* **REQUIRED TASK**
Reproduce the records below word for word, beginning with their first line and continuing through the line that contains "active-transaction-select[interactable]: -- Pilih". Include both of those lines and nothing past them.

* **PROVIDED DATA**

⟨

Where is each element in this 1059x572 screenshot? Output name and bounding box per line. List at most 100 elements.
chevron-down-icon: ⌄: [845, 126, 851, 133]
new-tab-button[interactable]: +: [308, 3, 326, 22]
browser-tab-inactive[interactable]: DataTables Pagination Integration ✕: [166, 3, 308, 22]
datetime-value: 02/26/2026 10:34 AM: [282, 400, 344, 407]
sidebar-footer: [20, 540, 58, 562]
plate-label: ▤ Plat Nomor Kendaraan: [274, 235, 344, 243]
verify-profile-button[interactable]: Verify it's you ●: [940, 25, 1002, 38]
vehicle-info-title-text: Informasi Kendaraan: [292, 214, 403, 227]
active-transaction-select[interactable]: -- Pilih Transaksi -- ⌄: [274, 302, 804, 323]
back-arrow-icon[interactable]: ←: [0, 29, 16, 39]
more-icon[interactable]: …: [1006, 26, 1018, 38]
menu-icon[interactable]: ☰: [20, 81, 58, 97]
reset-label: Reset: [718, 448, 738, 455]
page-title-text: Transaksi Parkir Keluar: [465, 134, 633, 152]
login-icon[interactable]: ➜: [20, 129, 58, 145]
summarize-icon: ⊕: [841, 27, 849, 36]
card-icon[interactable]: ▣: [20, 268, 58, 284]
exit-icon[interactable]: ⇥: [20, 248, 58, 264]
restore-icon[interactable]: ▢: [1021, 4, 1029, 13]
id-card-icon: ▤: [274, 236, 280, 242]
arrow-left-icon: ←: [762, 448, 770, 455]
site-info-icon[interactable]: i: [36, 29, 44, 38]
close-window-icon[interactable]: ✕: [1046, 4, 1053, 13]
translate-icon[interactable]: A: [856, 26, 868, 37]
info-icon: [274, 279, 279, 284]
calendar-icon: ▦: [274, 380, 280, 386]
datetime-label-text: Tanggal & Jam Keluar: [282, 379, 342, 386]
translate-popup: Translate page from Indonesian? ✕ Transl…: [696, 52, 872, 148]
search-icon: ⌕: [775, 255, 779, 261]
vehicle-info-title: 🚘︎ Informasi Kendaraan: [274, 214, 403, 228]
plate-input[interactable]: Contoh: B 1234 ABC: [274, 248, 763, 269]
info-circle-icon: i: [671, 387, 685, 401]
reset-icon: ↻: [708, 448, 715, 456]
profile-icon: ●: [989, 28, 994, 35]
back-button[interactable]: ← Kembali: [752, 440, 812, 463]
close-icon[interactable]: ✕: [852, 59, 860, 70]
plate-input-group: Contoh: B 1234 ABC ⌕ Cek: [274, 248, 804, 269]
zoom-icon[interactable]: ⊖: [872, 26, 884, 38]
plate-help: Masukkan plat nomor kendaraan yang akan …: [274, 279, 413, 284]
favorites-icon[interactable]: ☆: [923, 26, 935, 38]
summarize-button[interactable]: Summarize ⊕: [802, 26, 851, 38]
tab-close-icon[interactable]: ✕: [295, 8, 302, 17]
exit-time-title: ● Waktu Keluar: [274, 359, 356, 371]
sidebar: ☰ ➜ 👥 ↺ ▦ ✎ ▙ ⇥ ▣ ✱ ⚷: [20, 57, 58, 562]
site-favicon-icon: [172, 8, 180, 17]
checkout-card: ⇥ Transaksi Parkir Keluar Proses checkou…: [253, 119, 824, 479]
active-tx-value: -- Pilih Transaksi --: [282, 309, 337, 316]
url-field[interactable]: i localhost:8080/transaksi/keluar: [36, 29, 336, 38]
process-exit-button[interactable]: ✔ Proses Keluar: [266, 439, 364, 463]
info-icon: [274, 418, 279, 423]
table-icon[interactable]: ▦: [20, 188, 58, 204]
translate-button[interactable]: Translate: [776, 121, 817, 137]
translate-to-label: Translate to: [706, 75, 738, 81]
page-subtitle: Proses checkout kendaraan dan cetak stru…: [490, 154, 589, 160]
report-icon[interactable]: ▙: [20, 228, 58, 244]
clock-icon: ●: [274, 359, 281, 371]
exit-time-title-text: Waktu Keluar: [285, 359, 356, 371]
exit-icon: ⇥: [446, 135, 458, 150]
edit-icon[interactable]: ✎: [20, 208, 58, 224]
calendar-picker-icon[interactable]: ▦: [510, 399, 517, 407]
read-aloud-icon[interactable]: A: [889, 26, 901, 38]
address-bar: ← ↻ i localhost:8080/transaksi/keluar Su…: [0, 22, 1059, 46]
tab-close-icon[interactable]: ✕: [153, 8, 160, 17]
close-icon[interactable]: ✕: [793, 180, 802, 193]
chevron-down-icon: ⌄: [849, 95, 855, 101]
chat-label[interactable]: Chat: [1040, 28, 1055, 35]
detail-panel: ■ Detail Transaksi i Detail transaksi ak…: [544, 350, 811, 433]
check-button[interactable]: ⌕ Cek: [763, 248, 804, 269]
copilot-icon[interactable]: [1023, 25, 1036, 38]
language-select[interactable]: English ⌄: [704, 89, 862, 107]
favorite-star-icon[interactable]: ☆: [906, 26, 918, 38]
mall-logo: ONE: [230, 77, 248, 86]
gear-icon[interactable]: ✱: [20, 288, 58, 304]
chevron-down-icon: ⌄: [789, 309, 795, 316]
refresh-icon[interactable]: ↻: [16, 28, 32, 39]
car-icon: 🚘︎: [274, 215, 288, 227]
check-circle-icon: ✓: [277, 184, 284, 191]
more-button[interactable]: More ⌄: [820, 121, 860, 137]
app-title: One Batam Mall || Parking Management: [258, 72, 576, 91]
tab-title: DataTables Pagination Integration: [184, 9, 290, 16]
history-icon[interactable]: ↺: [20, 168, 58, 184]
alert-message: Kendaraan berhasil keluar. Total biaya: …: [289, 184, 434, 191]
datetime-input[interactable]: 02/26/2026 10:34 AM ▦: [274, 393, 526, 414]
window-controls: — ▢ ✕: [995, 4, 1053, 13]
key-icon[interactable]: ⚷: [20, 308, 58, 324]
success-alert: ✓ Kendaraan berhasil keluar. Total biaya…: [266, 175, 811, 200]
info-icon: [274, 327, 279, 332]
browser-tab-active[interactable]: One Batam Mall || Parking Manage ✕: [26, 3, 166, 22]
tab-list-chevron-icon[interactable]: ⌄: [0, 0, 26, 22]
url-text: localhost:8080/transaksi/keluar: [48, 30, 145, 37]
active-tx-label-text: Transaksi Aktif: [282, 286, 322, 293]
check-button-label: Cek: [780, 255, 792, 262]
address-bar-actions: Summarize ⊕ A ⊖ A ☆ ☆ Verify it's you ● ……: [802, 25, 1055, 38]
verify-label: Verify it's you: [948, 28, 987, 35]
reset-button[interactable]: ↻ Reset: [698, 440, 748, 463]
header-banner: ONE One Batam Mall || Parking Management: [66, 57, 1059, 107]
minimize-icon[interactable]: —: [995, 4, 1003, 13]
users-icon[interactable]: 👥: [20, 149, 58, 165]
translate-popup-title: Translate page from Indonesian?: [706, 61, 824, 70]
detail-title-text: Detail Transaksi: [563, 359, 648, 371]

⟩

* **PROBLEM SOLUTION**
Where is each element in this 1059x572 screenshot? Output name and bounding box per line. List at most 100 elements.
chevron-down-icon: ⌄: [845, 126, 851, 133]
new-tab-button[interactable]: +: [308, 3, 326, 22]
browser-tab-inactive[interactable]: DataTables Pagination Integration ✕: [166, 3, 308, 22]
datetime-value: 02/26/2026 10:34 AM: [282, 400, 344, 407]
sidebar-footer: [20, 540, 58, 562]
plate-label: ▤ Plat Nomor Kendaraan: [274, 235, 344, 243]
verify-profile-button[interactable]: Verify it's you ●: [940, 25, 1002, 38]
vehicle-info-title-text: Informasi Kendaraan: [292, 214, 403, 227]
active-transaction-select[interactable]: -- Pilih Transaksi -- ⌄: [274, 302, 804, 323]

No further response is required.